[Dataset records]
-- BEGIN --

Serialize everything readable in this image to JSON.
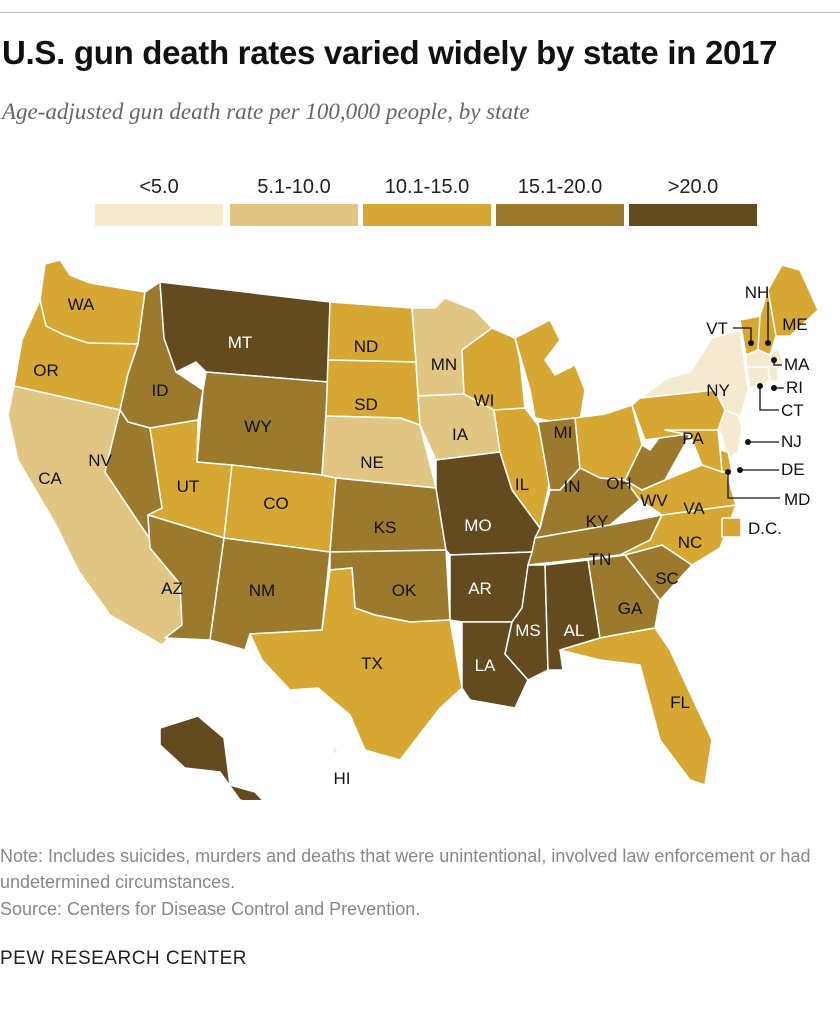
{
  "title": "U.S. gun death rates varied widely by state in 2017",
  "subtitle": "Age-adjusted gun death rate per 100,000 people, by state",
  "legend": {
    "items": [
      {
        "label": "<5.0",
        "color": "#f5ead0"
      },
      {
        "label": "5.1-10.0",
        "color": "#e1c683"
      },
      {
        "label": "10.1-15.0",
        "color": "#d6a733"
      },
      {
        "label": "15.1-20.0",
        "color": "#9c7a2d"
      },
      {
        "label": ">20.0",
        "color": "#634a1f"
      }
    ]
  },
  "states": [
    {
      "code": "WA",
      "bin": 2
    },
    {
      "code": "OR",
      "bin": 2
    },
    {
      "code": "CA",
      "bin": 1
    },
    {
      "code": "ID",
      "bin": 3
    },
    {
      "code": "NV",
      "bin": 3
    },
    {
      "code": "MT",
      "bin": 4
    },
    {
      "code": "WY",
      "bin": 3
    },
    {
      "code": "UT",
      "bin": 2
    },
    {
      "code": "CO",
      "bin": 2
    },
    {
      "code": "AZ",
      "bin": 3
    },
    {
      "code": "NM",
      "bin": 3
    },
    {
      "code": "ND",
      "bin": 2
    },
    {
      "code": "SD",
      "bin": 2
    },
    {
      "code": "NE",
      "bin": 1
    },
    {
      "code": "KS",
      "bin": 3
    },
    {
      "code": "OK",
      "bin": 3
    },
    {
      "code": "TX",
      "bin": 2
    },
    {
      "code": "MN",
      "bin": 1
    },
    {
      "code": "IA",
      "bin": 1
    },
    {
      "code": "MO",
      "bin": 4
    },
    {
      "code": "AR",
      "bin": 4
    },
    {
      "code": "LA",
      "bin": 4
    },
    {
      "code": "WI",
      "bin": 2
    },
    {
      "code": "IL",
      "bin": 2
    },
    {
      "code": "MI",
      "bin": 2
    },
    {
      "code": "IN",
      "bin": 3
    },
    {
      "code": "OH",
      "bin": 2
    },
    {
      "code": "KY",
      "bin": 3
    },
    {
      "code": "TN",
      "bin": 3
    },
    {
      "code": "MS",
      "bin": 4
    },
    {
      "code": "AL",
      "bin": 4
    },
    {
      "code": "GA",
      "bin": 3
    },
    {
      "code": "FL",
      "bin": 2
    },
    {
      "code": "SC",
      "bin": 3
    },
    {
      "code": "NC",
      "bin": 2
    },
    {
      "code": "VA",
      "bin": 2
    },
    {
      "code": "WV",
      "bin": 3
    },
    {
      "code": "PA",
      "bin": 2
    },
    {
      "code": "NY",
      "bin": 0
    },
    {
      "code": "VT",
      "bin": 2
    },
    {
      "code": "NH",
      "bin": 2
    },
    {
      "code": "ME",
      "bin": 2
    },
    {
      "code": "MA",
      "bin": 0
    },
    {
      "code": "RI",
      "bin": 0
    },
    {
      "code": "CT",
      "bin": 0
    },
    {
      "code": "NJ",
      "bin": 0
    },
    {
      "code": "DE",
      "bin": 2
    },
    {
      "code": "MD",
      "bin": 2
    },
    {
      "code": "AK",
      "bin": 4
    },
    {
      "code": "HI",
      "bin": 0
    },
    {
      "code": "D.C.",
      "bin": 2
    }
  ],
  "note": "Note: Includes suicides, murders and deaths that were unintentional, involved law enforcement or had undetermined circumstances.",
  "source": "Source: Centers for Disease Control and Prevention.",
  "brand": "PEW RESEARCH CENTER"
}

-- END --
-- BEGIN --

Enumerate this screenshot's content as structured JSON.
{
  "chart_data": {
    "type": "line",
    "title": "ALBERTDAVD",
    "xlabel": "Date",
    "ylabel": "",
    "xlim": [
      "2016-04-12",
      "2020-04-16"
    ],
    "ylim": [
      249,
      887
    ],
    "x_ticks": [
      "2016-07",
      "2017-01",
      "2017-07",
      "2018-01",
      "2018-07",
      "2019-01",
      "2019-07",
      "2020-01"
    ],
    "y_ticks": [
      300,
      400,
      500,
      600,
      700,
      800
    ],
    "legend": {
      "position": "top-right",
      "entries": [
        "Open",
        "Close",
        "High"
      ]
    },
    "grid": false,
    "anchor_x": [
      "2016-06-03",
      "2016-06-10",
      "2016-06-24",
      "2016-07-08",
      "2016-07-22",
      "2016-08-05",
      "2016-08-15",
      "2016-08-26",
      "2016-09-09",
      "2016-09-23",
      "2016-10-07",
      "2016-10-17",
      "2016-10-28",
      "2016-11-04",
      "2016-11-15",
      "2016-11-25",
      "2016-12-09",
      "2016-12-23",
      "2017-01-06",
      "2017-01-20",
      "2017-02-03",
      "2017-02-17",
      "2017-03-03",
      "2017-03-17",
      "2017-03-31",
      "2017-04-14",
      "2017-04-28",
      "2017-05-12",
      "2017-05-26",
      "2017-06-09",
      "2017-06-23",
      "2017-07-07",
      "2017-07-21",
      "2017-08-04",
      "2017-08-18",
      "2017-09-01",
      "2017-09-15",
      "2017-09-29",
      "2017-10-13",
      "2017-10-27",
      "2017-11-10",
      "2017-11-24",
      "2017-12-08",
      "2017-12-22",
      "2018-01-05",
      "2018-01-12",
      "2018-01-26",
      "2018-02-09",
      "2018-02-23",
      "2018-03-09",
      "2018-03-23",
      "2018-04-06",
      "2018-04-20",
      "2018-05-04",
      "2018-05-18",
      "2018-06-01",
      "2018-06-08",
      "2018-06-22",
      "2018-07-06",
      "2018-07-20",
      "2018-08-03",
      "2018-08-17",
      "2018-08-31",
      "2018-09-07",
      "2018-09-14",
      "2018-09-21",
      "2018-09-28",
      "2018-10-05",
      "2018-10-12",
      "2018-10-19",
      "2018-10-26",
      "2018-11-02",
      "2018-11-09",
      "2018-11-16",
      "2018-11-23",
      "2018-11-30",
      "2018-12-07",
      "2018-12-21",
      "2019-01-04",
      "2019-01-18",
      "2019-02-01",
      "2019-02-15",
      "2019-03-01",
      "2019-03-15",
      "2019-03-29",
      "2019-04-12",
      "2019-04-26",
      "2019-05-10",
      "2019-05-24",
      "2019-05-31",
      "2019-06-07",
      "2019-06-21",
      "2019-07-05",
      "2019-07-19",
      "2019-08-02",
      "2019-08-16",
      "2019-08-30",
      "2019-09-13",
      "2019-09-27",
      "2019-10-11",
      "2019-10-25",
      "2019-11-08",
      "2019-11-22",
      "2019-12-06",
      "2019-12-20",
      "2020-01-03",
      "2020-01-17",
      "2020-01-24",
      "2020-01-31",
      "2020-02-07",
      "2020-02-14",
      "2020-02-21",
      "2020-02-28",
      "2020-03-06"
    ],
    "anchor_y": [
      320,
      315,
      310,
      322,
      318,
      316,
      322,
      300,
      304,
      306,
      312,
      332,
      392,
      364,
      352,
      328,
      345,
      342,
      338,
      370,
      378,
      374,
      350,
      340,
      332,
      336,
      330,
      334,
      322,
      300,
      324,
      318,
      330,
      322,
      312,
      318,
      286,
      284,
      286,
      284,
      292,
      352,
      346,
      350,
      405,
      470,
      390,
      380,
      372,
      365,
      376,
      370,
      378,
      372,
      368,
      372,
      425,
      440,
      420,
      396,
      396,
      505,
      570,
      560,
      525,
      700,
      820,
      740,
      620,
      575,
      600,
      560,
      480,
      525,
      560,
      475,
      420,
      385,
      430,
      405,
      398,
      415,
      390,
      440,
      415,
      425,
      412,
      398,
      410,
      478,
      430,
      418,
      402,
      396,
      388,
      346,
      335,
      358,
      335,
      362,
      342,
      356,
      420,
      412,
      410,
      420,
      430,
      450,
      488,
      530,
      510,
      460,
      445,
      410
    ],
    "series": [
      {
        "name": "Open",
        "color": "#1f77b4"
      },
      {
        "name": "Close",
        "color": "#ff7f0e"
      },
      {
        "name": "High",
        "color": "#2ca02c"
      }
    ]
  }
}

-- END --

■ **To be done**
Return all lines of the material above in which the word "this" occurs.

■ **Expected answer**
Serialize everything readable in this image to JSON.
Enumerate this screenshot's content as structured JSON.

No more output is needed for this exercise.